RECORDS SHOWN:
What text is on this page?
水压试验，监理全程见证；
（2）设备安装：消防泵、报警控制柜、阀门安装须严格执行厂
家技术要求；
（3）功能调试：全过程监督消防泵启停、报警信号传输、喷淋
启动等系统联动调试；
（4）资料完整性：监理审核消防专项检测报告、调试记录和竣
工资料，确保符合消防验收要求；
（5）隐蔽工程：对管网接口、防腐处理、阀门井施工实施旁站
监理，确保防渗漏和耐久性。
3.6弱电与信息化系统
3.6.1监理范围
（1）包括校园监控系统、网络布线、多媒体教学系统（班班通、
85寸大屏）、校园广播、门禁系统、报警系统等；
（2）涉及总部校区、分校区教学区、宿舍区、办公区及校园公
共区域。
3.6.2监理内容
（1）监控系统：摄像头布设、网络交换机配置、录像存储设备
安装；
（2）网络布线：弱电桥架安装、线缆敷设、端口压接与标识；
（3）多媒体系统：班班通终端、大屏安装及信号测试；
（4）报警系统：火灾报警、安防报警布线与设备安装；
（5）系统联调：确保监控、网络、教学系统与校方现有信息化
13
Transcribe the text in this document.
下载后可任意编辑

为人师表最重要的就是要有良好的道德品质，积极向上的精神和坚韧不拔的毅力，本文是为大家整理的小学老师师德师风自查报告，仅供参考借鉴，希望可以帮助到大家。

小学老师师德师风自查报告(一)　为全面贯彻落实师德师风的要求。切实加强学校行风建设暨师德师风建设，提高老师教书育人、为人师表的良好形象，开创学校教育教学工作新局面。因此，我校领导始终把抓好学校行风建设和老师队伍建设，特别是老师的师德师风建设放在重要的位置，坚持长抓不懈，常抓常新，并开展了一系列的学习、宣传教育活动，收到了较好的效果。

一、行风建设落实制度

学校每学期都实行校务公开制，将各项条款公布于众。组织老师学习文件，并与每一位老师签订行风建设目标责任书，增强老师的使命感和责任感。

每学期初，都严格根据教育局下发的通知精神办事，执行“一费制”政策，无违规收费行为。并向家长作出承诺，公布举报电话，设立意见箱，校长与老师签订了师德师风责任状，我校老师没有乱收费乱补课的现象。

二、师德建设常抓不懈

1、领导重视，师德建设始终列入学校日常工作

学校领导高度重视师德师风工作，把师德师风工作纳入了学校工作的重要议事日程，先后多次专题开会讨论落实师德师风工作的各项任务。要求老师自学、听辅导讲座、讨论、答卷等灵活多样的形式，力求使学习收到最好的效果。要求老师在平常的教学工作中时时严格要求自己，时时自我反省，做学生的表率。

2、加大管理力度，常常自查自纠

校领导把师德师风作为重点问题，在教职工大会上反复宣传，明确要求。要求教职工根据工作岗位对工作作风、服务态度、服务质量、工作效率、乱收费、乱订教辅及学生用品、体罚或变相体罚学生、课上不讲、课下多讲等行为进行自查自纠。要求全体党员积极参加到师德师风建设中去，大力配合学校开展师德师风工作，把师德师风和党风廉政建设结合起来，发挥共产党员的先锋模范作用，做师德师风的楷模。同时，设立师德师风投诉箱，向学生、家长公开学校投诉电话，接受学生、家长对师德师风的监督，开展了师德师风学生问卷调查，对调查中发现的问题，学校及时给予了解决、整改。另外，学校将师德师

TASK INSTRUCTIONS: Please quote the data above in full, with no line missing.

TASK RESPONSE:
What text is on this page?
水压试验，监理全程见证；
（2）设备安装：消防泵、报警控制柜、阀门安装须严格执行厂
家技术要求；
（3）功能调试：全过程监督消防泵启停、报警信号传输、喷淋
启动等系统联动调试；
（4）资料完整性：监理审核消防专项检测报告、调试记录和竣
工资料，确保符合消防验收要求；
（5）隐蔽工程：对管网接口、防腐处理、阀门井施工实施旁站
监理，确保防渗漏和耐久性。
3.6弱电与信息化系统
3.6.1监理范围
（1）包括校园监控系统、网络布线、多媒体教学系统（班班通、
85寸大屏）、校园广播、门禁系统、报警系统等；
（2）涉及总部校区、分校区教学区、宿舍区、办公区及校园公
共区域。
3.6.2监理内容
（1）监控系统：摄像头布设、网络交换机配置、录像存储设备
安装；
（2）网络布线：弱电桥架安装、线缆敷设、端口压接与标识；
（3）多媒体系统：班班通终端、大屏安装及信号测试；
（4）报警系统：火灾报警、安防报警布线与设备安装；
（5）系统联调：确保监控、网络、教学系统与校方现有信息化
13
Transcribe the text in this document.
下载后可任意编辑

为人师表最重要的就是要有良好的道德品质，积极向上的精神和坚韧不拔的毅力，本文是为大家整理的小学老师师德师风自查报告，仅供参考借鉴，希望可以帮助到大家。

小学老师师德师风自查报告(一)　为全面贯彻落实师德师风的要求。切实加强学校行风建设暨师德师风建设，提高老师教书育人、为人师表的良好形象，开创学校教育教学工作新局面。因此，我校领导始终把抓好学校行风建设和老师队伍建设，特别是老师的师德师风建设放在重要的位置，坚持长抓不懈，常抓常新，并开展了一系列的学习、宣传教育活动，收到了较好的效果。

一、行风建设落实制度

学校每学期都实行校务公开制，将各项条款公布于众。组织老师学习文件，并与每一位老师签订行风建设目标责任书，增强老师的使命感和责任感。

每学期初，都严格根据教育局下发的通知精神办事，执行“一费制”政策，无违规收费行为。并向家长作出承诺，公布举报电话，设立意见箱，校长与老师签订了师德师风责任状，我校老师没有乱收费乱补课的现象。

二、师德建设常抓不懈

1、领导重视，师德建设始终列入学校日常工作

学校领导高度重视师德师风工作，把师德师风工作纳入了学校工作的重要议事日程，先后多次专题开会讨论落实师德师风工作的各项任务。要求老师自学、听辅导讲座、讨论、答卷等灵活多样的形式，力求使学习收到最好的效果。要求老师在平常的教学工作中时时严格要求自己，时时自我反省，做学生的表率。

2、加大管理力度，常常自查自纠

校领导把师德师风作为重点问题，在教职工大会上反复宣传，明确要求。要求教职工根据工作岗位对工作作风、服务态度、服务质量、工作效率、乱收费、乱订教辅及学生用品、体罚或变相体罚学生、课上不讲、课下多讲等行为进行自查自纠。要求全体党员积极参加到师德师风建设中去，大力配合学校开展师德师风工作，把师德师风和党风廉政建设结合起来，发挥共产党员的先锋模范作用，做师德师风的楷模。同时，设立师德师风投诉箱，向学生、家长公开学校投诉电话，接受学生、家长对师德师风的监督，开展了师德师风学生问卷调查，对调查中发现的问题，学校及时给予了解决、整改。另外，学校将师德师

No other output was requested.